* Task to complete *
Copy out all the lines where "TODAY" shows up.

* Given records *
** start **

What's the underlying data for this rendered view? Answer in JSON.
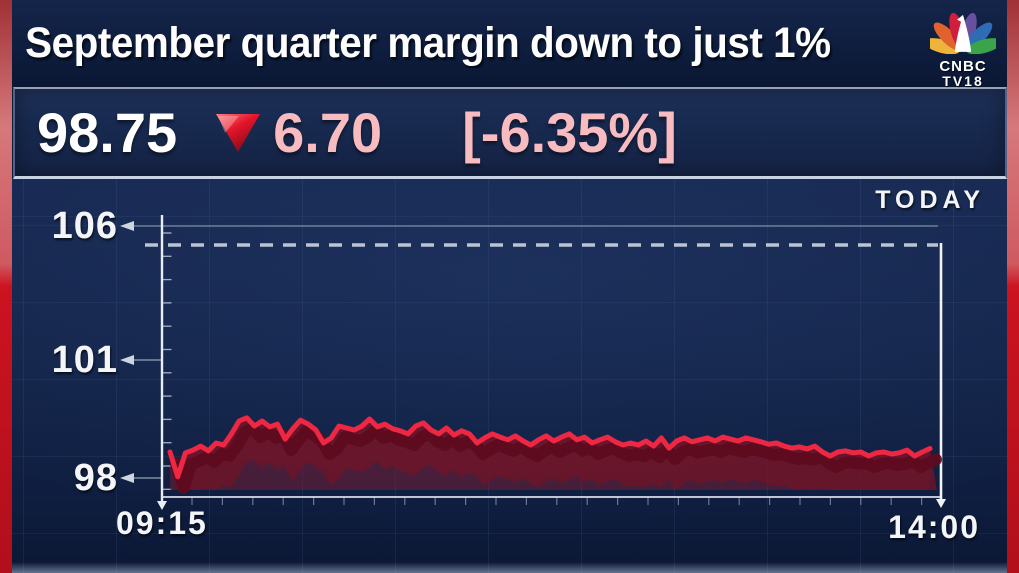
{
  "header": {
    "headline": "September quarter margin down to just 1%"
  },
  "logo": {
    "line1": "CNBC",
    "line2": "TV18"
  },
  "quote": {
    "price": "98.75",
    "change": "6.70",
    "change_pct_bracketed": "[-6.35%]",
    "direction": "down"
  },
  "chart": {
    "today_label": "TODAY"
  },
  "chart_data": {
    "type": "area",
    "title": "Intraday stock price (TODAY)",
    "x_range": [
      "09:15",
      "14:00"
    ],
    "y_ticks": [
      106,
      101,
      98
    ],
    "ylim": [
      97.5,
      106.5
    ],
    "dashed_reference_level": 105.45,
    "grid": true,
    "legend_position": "none",
    "series": [
      {
        "name": "price",
        "values": [
          98.66,
          98.03,
          98.64,
          98.71,
          98.81,
          98.69,
          98.89,
          98.84,
          99.12,
          99.45,
          99.53,
          99.32,
          99.45,
          99.3,
          99.37,
          98.99,
          99.25,
          99.47,
          99.37,
          99.22,
          98.89,
          99.02,
          99.32,
          99.27,
          99.22,
          99.32,
          99.5,
          99.3,
          99.37,
          99.25,
          99.2,
          99.12,
          99.32,
          99.4,
          99.22,
          99.12,
          99.27,
          99.09,
          99.2,
          99.12,
          98.89,
          99.02,
          99.12,
          99.04,
          98.97,
          99.07,
          98.94,
          98.84,
          98.97,
          99.07,
          98.94,
          99.04,
          99.12,
          98.97,
          99.04,
          98.89,
          98.97,
          99.04,
          98.92,
          98.84,
          98.89,
          98.84,
          98.94,
          98.81,
          99.02,
          98.76,
          98.94,
          99.02,
          98.92,
          98.97,
          99.02,
          98.94,
          99.04,
          98.99,
          98.94,
          99.02,
          98.97,
          98.92,
          98.86,
          98.89,
          98.81,
          98.76,
          98.79,
          98.74,
          98.81,
          98.66,
          98.56,
          98.66,
          98.69,
          98.64,
          98.66,
          98.56,
          98.64,
          98.66,
          98.61,
          98.64,
          98.71,
          98.56,
          98.66,
          98.75
        ]
      }
    ]
  },
  "colors": {
    "rail_red": "#cc1320",
    "line_red": "#ee2742",
    "area_maroon": "#7d1b2f",
    "pink_text": "#f8bcc0",
    "navy_bg": "#142448",
    "axis_white": "#e9eef5"
  }
}
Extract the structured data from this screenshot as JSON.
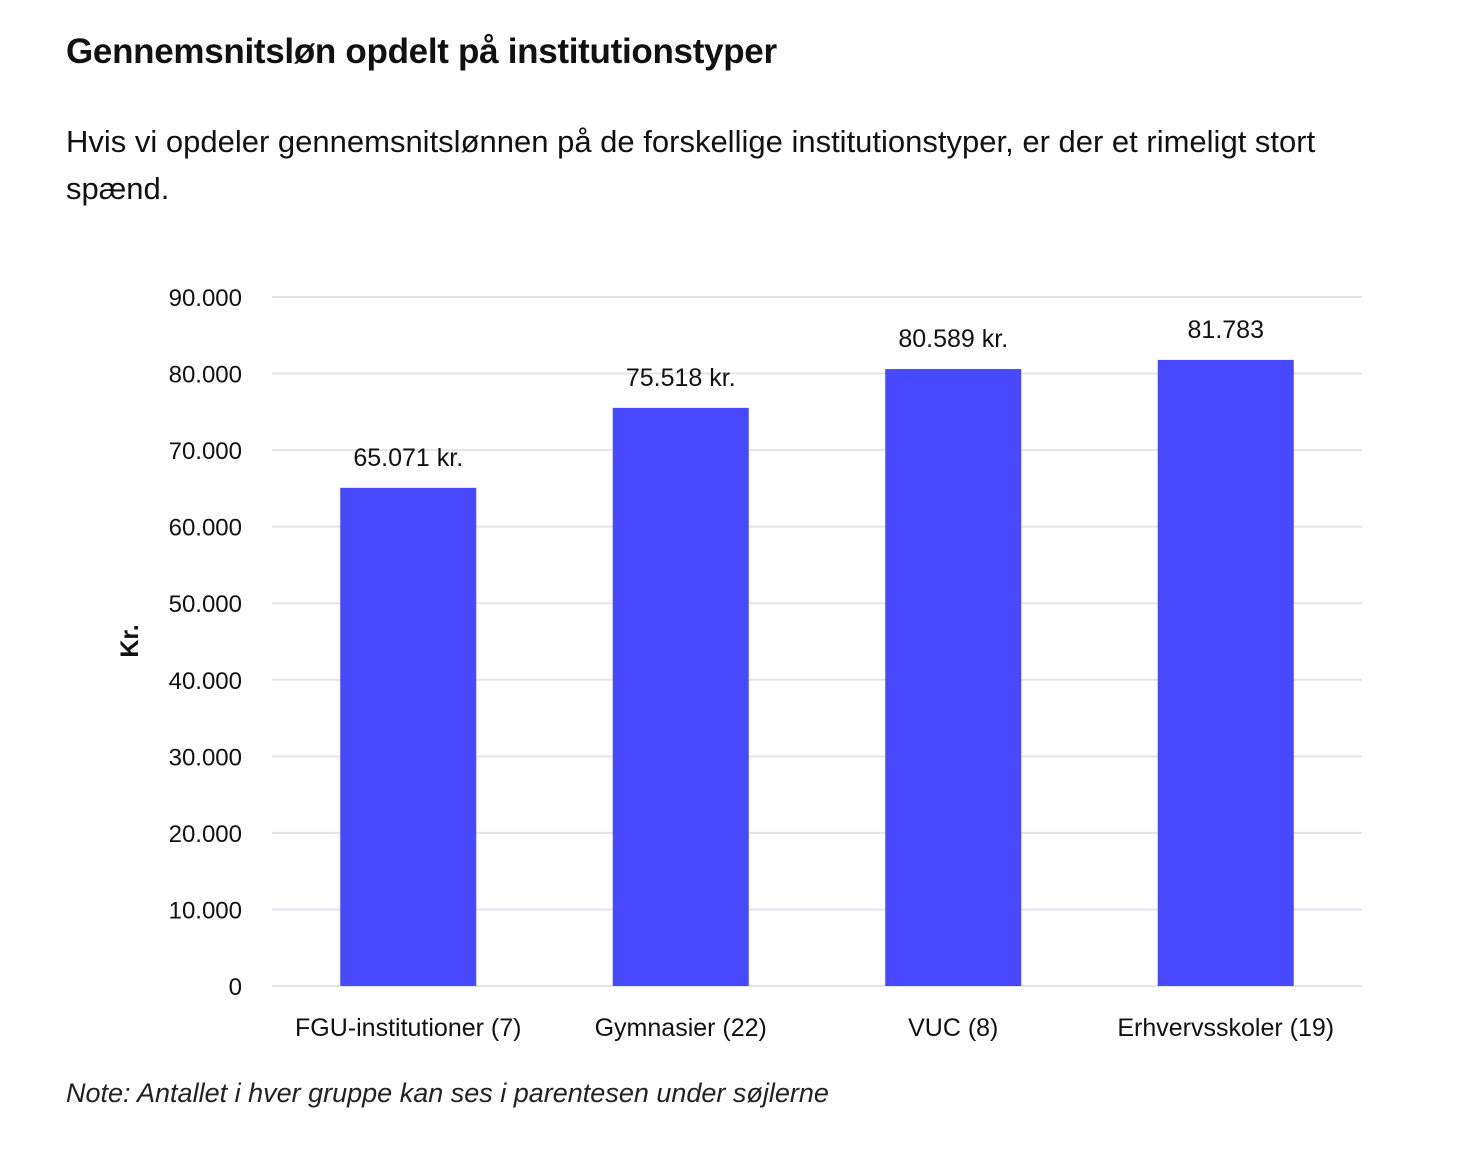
{
  "title": "Gennemsnitsløn opdelt på institutionstyper",
  "subtitle": "Hvis vi opdeler gennemsnitslønnen på de forskellige institutionstyper, er der et rimeligt stort spænd.",
  "note": "Note: Antallet i hver gruppe kan ses i parentesen under søjlerne",
  "colors": {
    "bar": "#4848FF",
    "grid": "#E3E3EC"
  },
  "chart_data": {
    "type": "bar",
    "categories": [
      "FGU-institutioner (7)",
      "Gymnasier (22)",
      "VUC (8)",
      "Erhvervsskoler (19)"
    ],
    "values": [
      65071,
      75518,
      80589,
      81783
    ],
    "data_labels": [
      "65.071 kr.",
      "75.518 kr.",
      "80.589 kr.",
      "81.783"
    ],
    "ylabel": "Kr.",
    "xlabel": "",
    "ylim": [
      0,
      90000
    ],
    "yticks": [
      0,
      10000,
      20000,
      30000,
      40000,
      50000,
      60000,
      70000,
      80000,
      90000
    ],
    "ytick_labels": [
      "0",
      "10.000",
      "20.000",
      "30.000",
      "40.000",
      "50.000",
      "60.000",
      "70.000",
      "80.000",
      "90.000"
    ],
    "grid": true
  }
}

** end **

* Solution *
    "today_label": "TODAY"
    "title": "Intraday stock price (TODAY)",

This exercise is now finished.